DIRECTIVE = Exclude pictures; retype the lines below from the line containing "Extract the structured" through the end of the records, both ends kept.
-- Begin STORED RECORDS --
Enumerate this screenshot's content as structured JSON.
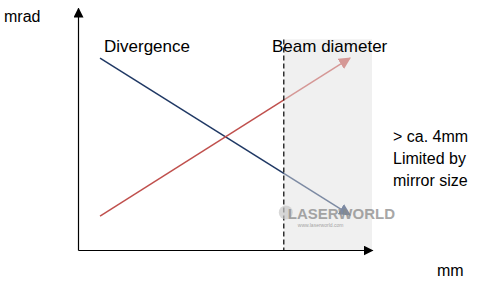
{
  "chart_data": {
    "type": "line",
    "x_label": "mm",
    "y_label": "mrad",
    "x": [
      0.75,
      9.25
    ],
    "series": [
      {
        "name": "Divergence",
        "color": "#1f3864",
        "values": [
          7.93,
          1.45
        ],
        "marker": "arrow",
        "line_style": "solid"
      },
      {
        "name": "Beam diameter",
        "color": "#c0504d",
        "values": [
          1.4,
          7.93
        ],
        "marker": "arrow",
        "line_style": "solid"
      }
    ],
    "xlim": [
      0,
      10
    ],
    "ylim": [
      0,
      10
    ],
    "xticks": [],
    "yticks": [],
    "tick_labels": false,
    "grid": false,
    "region": {
      "x": [
        7,
        10
      ],
      "y": [
        0,
        8.7
      ]
    },
    "annotations": [
      "> ca. 4mm",
      "Limited by",
      "mirror size"
    ],
    "watermark": [
      "LASERWORLD",
      "www.laserworld.com"
    ]
  }
}
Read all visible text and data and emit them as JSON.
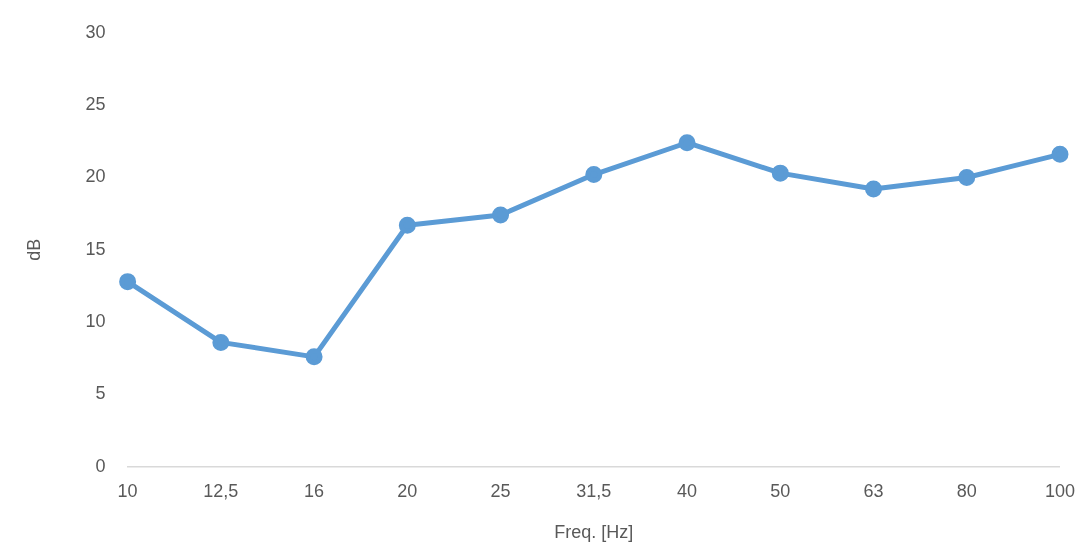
{
  "chart_data": {
    "type": "line",
    "xlabel": "Freq. [Hz]",
    "ylabel": "dB",
    "categories": [
      "10",
      "12,5",
      "16",
      "20",
      "25",
      "31,5",
      "40",
      "50",
      "63",
      "80",
      "100"
    ],
    "series": [
      {
        "color": "#5b9bd5",
        "values": [
          12.8,
          8.6,
          7.6,
          16.7,
          17.4,
          20.2,
          22.4,
          20.3,
          19.2,
          20.0,
          21.6
        ]
      }
    ],
    "ylim": [
      0,
      30
    ],
    "yticks": [
      0,
      5,
      10,
      15,
      20,
      25,
      30
    ],
    "grid": false,
    "legend": false,
    "marker": "circle",
    "line_style": "solid"
  }
}
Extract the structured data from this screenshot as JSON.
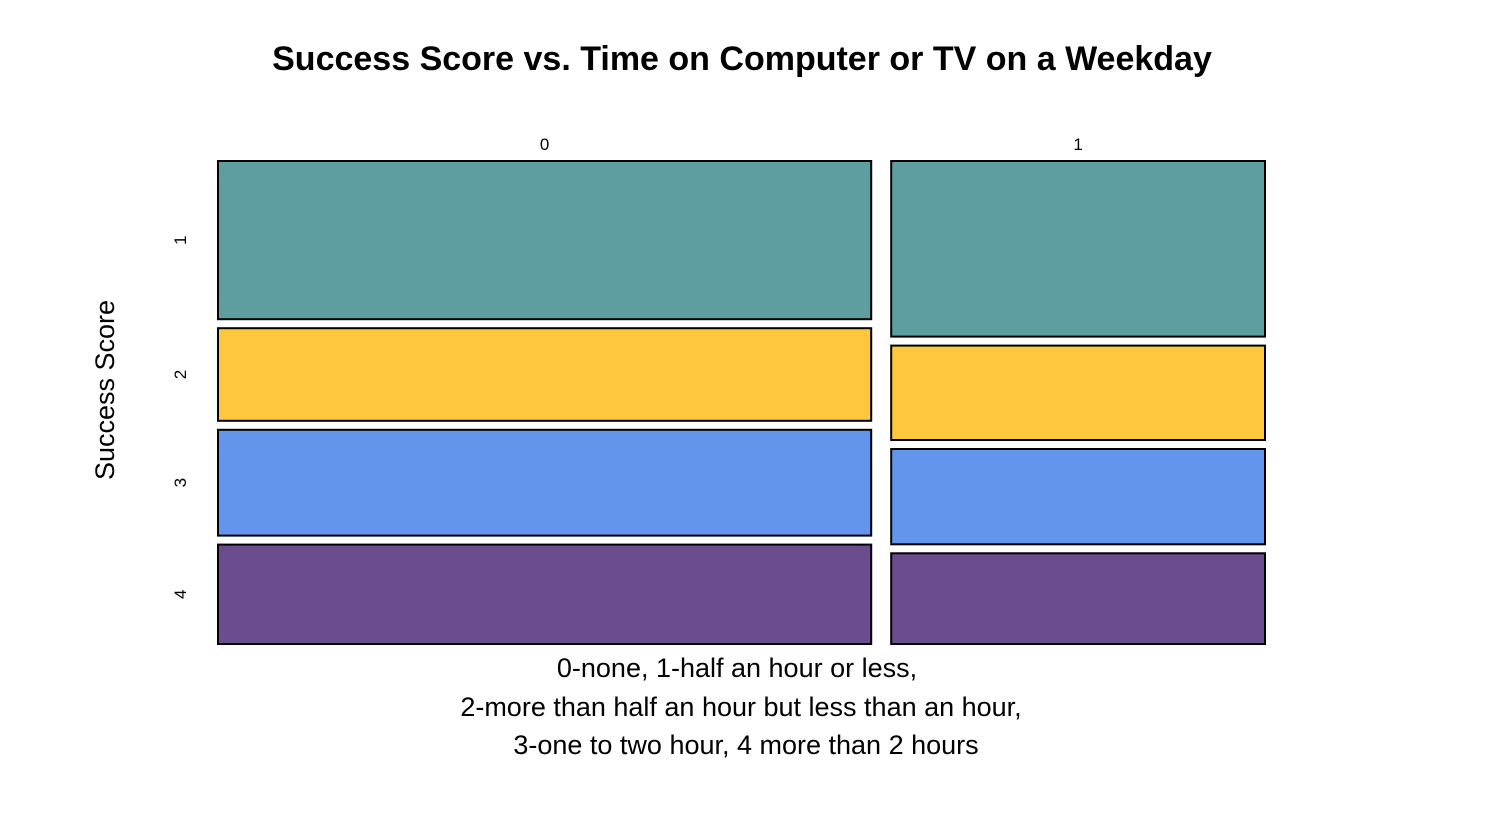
{
  "chart_data": {
    "type": "mosaic",
    "title": "Success Score vs. Time on Computer or TV on a Weekday",
    "xlabel_lines": [
      "0-none, 1-half an hour or less,",
      "2-more than half an hour but less than an hour,",
      "3-one to two hour, 4 more than 2 hours"
    ],
    "ylabel": "Success Score",
    "column_categories": [
      "0",
      "1"
    ],
    "column_proportions": [
      0.636,
      0.364
    ],
    "row_categories": [
      "1",
      "2",
      "3",
      "4"
    ],
    "colors": [
      "#5F9EA0",
      "#FFC83C",
      "#6495ED",
      "#6A4C8F"
    ],
    "cells": [
      {
        "column": "0",
        "proportions": [
          0.347,
          0.203,
          0.232,
          0.218
        ]
      },
      {
        "column": "1",
        "proportions": [
          0.385,
          0.207,
          0.209,
          0.199
        ]
      }
    ]
  }
}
-- End STORED RECORDS --
EXERCISE ANSWER =
Extract the structured data from this screenshot as JSON.
{
  "chart_data": {
    "type": "mosaic",
    "title": "Success Score vs. Time on Computer or TV on a Weekday",
    "xlabel_lines": [
      "0-none, 1-half an hour or less,",
      "2-more than half an hour but less than an hour,",
      "3-one to two hour, 4 more than 2 hours"
    ],
    "ylabel": "Success Score",
    "column_categories": [
      "0",
      "1"
    ],
    "column_proportions": [
      0.636,
      0.364
    ],
    "row_categories": [
      "1",
      "2",
      "3",
      "4"
    ],
    "colors": [
      "#5F9EA0",
      "#FFC83C",
      "#6495ED",
      "#6A4C8F"
    ],
    "cells": [
      {
        "column": "0",
        "proportions": [
          0.347,
          0.203,
          0.232,
          0.218
        ]
      },
      {
        "column": "1",
        "proportions": [
          0.385,
          0.207,
          0.209,
          0.199
        ]
      }
    ]
  }
}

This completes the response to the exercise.